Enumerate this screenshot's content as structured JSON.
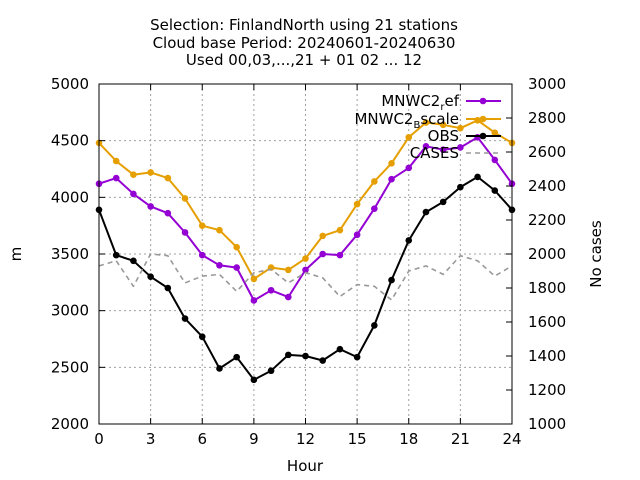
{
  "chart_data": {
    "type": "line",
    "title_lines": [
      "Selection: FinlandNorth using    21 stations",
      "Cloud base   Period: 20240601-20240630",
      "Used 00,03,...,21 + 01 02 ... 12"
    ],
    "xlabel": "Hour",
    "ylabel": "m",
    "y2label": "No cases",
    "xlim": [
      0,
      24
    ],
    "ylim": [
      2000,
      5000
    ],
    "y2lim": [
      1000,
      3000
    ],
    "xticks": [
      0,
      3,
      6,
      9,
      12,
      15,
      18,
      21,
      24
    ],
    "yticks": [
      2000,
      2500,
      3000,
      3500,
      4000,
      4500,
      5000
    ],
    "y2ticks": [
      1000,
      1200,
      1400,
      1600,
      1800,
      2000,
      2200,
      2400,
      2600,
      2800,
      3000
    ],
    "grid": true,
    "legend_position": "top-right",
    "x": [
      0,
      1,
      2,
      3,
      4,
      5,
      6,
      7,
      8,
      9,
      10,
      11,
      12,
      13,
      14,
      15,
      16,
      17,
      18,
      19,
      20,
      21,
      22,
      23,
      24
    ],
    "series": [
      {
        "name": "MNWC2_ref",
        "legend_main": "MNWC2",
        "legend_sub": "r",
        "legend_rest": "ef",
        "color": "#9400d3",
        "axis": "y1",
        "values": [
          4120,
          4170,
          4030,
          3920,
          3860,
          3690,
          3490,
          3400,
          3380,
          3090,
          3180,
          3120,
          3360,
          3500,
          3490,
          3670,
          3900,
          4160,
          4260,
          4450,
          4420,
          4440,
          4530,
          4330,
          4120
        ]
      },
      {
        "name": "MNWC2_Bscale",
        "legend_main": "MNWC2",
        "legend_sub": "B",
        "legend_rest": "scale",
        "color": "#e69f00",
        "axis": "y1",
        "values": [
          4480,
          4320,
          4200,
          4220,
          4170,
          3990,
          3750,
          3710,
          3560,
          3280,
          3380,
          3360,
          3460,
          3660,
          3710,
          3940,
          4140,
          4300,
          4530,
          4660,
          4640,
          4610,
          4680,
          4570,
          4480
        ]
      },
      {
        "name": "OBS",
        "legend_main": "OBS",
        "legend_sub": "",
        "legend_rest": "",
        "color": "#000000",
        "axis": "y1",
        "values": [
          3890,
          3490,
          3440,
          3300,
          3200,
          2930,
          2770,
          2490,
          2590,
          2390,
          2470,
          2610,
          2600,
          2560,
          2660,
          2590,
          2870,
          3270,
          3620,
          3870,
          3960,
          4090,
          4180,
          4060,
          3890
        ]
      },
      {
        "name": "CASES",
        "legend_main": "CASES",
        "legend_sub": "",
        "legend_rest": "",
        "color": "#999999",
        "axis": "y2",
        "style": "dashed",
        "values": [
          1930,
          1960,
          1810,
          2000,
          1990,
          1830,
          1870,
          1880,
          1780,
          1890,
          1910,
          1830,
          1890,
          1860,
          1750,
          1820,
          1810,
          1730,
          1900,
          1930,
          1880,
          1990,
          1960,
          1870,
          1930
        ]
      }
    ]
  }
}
====
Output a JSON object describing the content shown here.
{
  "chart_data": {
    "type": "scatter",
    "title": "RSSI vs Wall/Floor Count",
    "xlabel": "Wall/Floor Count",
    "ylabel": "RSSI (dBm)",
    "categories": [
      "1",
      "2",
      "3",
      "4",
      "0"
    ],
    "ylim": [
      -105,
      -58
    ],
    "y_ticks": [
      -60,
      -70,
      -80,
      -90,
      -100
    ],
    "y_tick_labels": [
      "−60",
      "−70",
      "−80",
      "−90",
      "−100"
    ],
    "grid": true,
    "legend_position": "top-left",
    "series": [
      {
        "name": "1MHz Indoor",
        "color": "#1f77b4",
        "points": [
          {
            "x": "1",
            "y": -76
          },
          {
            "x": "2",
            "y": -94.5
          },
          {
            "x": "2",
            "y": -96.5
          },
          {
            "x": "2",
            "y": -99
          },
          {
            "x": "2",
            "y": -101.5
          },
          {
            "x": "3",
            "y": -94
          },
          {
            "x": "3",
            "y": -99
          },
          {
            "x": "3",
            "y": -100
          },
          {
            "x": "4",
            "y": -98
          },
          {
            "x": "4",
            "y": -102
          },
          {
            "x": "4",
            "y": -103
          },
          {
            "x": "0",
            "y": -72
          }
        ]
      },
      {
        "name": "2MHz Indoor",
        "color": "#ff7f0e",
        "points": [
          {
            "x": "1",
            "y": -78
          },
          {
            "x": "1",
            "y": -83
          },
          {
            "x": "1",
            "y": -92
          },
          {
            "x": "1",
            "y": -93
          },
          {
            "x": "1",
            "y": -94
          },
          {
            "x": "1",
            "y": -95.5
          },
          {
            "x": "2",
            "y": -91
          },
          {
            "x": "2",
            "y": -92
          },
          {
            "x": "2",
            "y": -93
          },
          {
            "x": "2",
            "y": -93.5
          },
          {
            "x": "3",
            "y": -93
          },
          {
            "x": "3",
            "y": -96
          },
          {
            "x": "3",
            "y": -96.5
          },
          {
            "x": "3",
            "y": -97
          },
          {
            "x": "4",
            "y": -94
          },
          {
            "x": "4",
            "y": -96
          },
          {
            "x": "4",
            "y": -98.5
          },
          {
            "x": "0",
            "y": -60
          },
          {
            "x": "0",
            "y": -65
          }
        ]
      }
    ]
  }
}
====
__The task__
Return each line with "Count".

__Solution to this exercise__
    "title": "RSSI vs Wall/Floor Count",
    "xlabel": "Wall/Floor Count",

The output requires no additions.